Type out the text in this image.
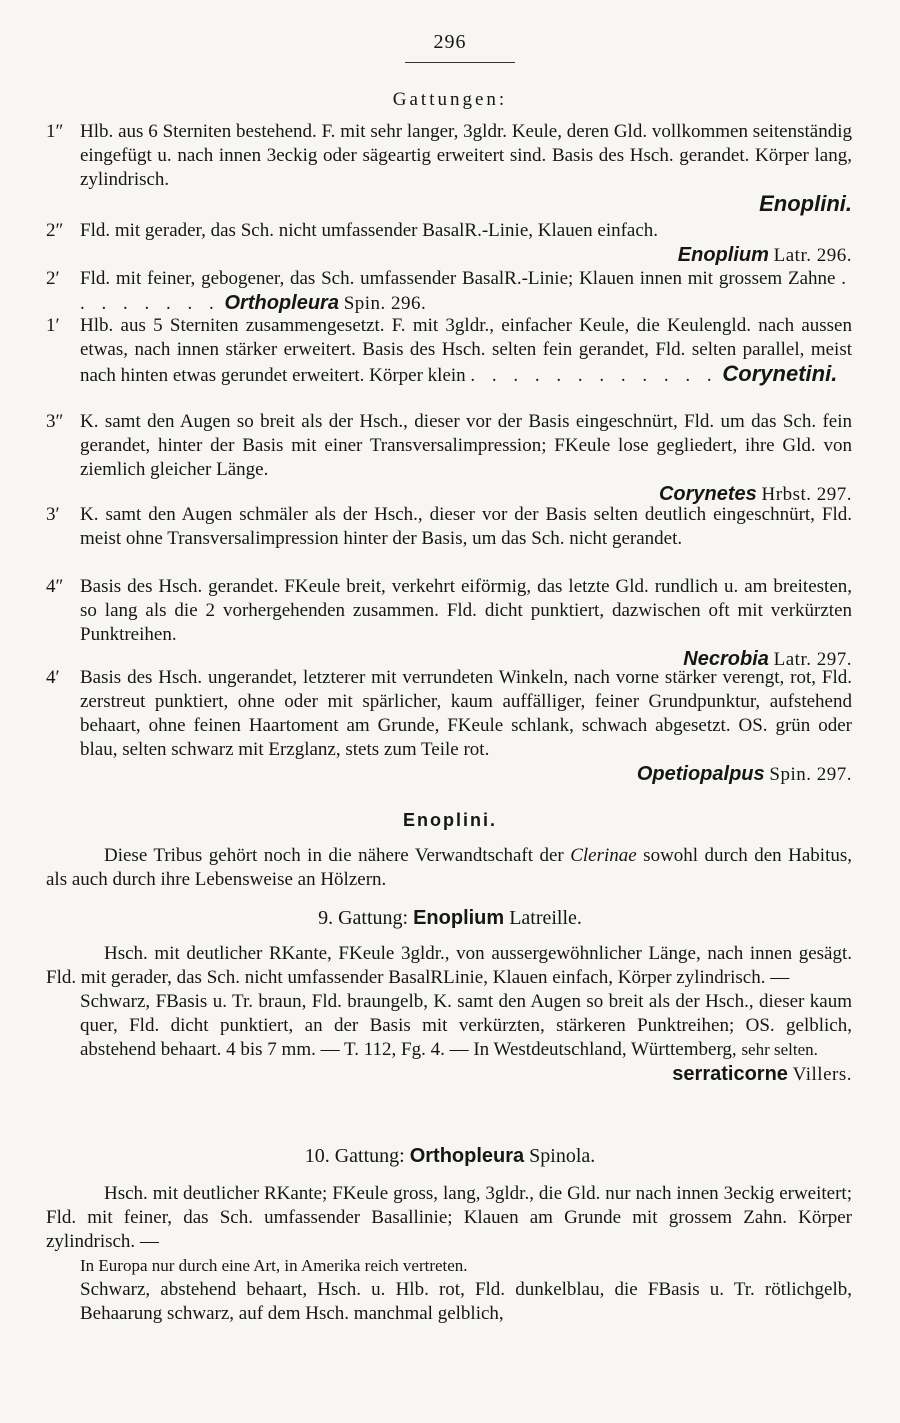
296
Gattungen:
1″ Hlb. aus 6 Sterniten bestehend. F. mit sehr langer, 3gldr. Keule, deren Gld. vollkommen seitenständig eingefügt u. nach innen 3eckig oder sägeartig erweitert sind. Basis des Hsch. gerandet. Körper lang, zylindrisch.

Enoplini.

2″ Fld. mit gerader, das Sch. nicht umfassender BasalR.-Linie, Klauen einfach.

Enoplium Latr. 296.

2′	Fld. mit feiner, gebogener, das Sch. umfassender BasalR.-Linie; Klauen innen mit grossem Zahne . . . . . . . . Orthopleura Spin. 296.

1′	Hlb. aus 5 Sterniten zusammengesetzt. F. mit 3gldr., einfacher Keule, die Keulengld. nach aussen etwas, nach innen stärker erweitert. Basis des Hsch. selten fein gerandet, Fld. selten parallel, meist nach hinten etwas gerundet erweitert. Körper klein . . . . . . . . . . . . Corynetini.

3″ K. samt den Augen so breit als der Hsch., dieser vor der Basis eingeschnürt, Fld. um das Sch. fein gerandet, hinter der Basis mit einer Transversalimpression; FKeule lose gegliedert, ihre Gld. von ziemlich gleicher Länge.

Corynetes Hrbst. 297.

3′	K. samt den Augen schmäler als der Hsch., dieser vor der Basis selten deutlich eingeschnürt, Fld. meist ohne Transversalimpression hinter der Basis, um das Sch. nicht gerandet.

4″ Basis des Hsch. gerandet. FKeule breit, verkehrt eiförmig, das letzte Gld. rundlich u. am breitesten, so lang als die 2 vorhergehenden zusammen. Fld. dicht punktiert, dazwischen oft mit verkürzten Punktreihen.

Necrobia Latr. 297.

4′	Basis des Hsch. ungerandet, letzterer mit verrundeten Winkeln, nach vorne stärker verengt, rot, Fld. zerstreut punktiert, ohne oder mit spärlicher, kaum auffälliger, feiner Grundpunktur, aufstehend behaart, ohne feinen Haartoment am Grunde, FKeule schlank, schwach abgesetzt. OS. grün oder blau, selten schwarz mit Erzglanz, stets zum Teile rot.

Opetiopalpus Spin. 297.

Enoplini.

Diese Tribus gehört noch in die nähere Verwandtschaft der Clerinae sowohl durch den Habitus, als auch durch ihre Lebensweise an Hölzern.

9. Gattung: Enoplium Latreille.

Hsch. mit deutlicher RKante, FKeule 3gldr., von aussergewöhnlicher Länge, nach innen gesägt. Fld. mit gerader, das Sch. nicht umfassender BasalRLinie, Klauen einfach, Körper zylindrisch. —

Schwarz, FBasis u. Tr. braun, Fld. braungelb, K. samt den Augen so breit als der Hsch., dieser kaum quer, Fld. dicht punktiert, an der Basis mit verkürzten, stärkeren Punktreihen; OS. gelblich, abstehend behaart. 4 bis 7 mm. — T. 112, Fg. 4. — In Westdeutschland, Württemberg, sehr selten.

serraticorne Villers.

10. Gattung: Orthopleura Spinola.

Hsch. mit deutlicher RKante; FKeule gross, lang, 3gldr., die Gld. nur nach innen 3eckig erweitert; Fld. mit feiner, das Sch. umfassender Basallinie; Klauen am Grunde mit grossem Zahn. Körper zylindrisch. —

In Europa nur durch eine Art, in Amerika reich vertreten.

Schwarz, abstehend behaart, Hsch. u. Hlb. rot, Fld. dunkelblau, die FBasis u. Tr. rötlichgelb, Behaarung schwarz, auf dem Hsch. manchmal gelblich,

§

Your task is to repeat the data above exactly while excluding the pictures.

__Reply to the task__:
Type out the text in this image.
296
Gattungen:
1″ Hlb. aus 6 Sterniten bestehend. F. mit sehr langer, 3gldr. Keule, deren Gld. vollkommen seitenständig eingefügt u. nach innen 3eckig oder sägeartig erweitert sind. Basis des Hsch. gerandet. Körper lang, zylindrisch.

Enoplini.

2″ Fld. mit gerader, das Sch. nicht umfassender BasalR.-Linie, Klauen einfach.

Enoplium Latr. 296.

2′	Fld. mit feiner, gebogener, das Sch. umfassender BasalR.-Linie; Klauen innen mit grossem Zahne . . . . . . . . Orthopleura Spin. 296.

1′	Hlb. aus 5 Sterniten zusammengesetzt. F. mit 3gldr., einfacher Keule, die Keulengld. nach aussen etwas, nach innen stärker erweitert. Basis des Hsch. selten fein gerandet, Fld. selten parallel, meist nach hinten etwas gerundet erweitert. Körper klein . . . . . . . . . . . . Corynetini.

3″ K. samt den Augen so breit als der Hsch., dieser vor der Basis eingeschnürt, Fld. um das Sch. fein gerandet, hinter der Basis mit einer Transversalimpression; FKeule lose gegliedert, ihre Gld. von ziemlich gleicher Länge.

Corynetes Hrbst. 297.

3′	K. samt den Augen schmäler als der Hsch., dieser vor der Basis selten deutlich eingeschnürt, Fld. meist ohne Transversalimpression hinter der Basis, um das Sch. nicht gerandet.

4″ Basis des Hsch. gerandet. FKeule breit, verkehrt eiförmig, das letzte Gld. rundlich u. am breitesten, so lang als die 2 vorhergehenden zusammen. Fld. dicht punktiert, dazwischen oft mit verkürzten Punktreihen.

Necrobia Latr. 297.

4′	Basis des Hsch. ungerandet, letzterer mit verrundeten Winkeln, nach vorne stärker verengt, rot, Fld. zerstreut punktiert, ohne oder mit spärlicher, kaum auffälliger, feiner Grundpunktur, aufstehend behaart, ohne feinen Haartoment am Grunde, FKeule schlank, schwach abgesetzt. OS. grün oder blau, selten schwarz mit Erzglanz, stets zum Teile rot.

Opetiopalpus Spin. 297.

Enoplini.

Diese Tribus gehört noch in die nähere Verwandtschaft der Clerinae sowohl durch den Habitus, als auch durch ihre Lebensweise an Hölzern.

9. Gattung: Enoplium Latreille.

Hsch. mit deutlicher RKante, FKeule 3gldr., von aussergewöhnlicher Länge, nach innen gesägt. Fld. mit gerader, das Sch. nicht umfassender BasalRLinie, Klauen einfach, Körper zylindrisch. —

Schwarz, FBasis u. Tr. braun, Fld. braungelb, K. samt den Augen so breit als der Hsch., dieser kaum quer, Fld. dicht punktiert, an der Basis mit verkürzten, stärkeren Punktreihen; OS. gelblich, abstehend behaart. 4 bis 7 mm. — T. 112, Fg. 4. — In Westdeutschland, Württemberg, sehr selten.

serraticorne Villers.

10. Gattung: Orthopleura Spinola.

Hsch. mit deutlicher RKante; FKeule gross, lang, 3gldr., die Gld. nur nach innen 3eckig erweitert; Fld. mit feiner, das Sch. umfassender Basallinie; Klauen am Grunde mit grossem Zahn. Körper zylindrisch. —

In Europa nur durch eine Art, in Amerika reich vertreten.

Schwarz, abstehend behaart, Hsch. u. Hlb. rot, Fld. dunkelblau, die FBasis u. Tr. rötlichgelb, Behaarung schwarz, auf dem Hsch. manchmal gelblich,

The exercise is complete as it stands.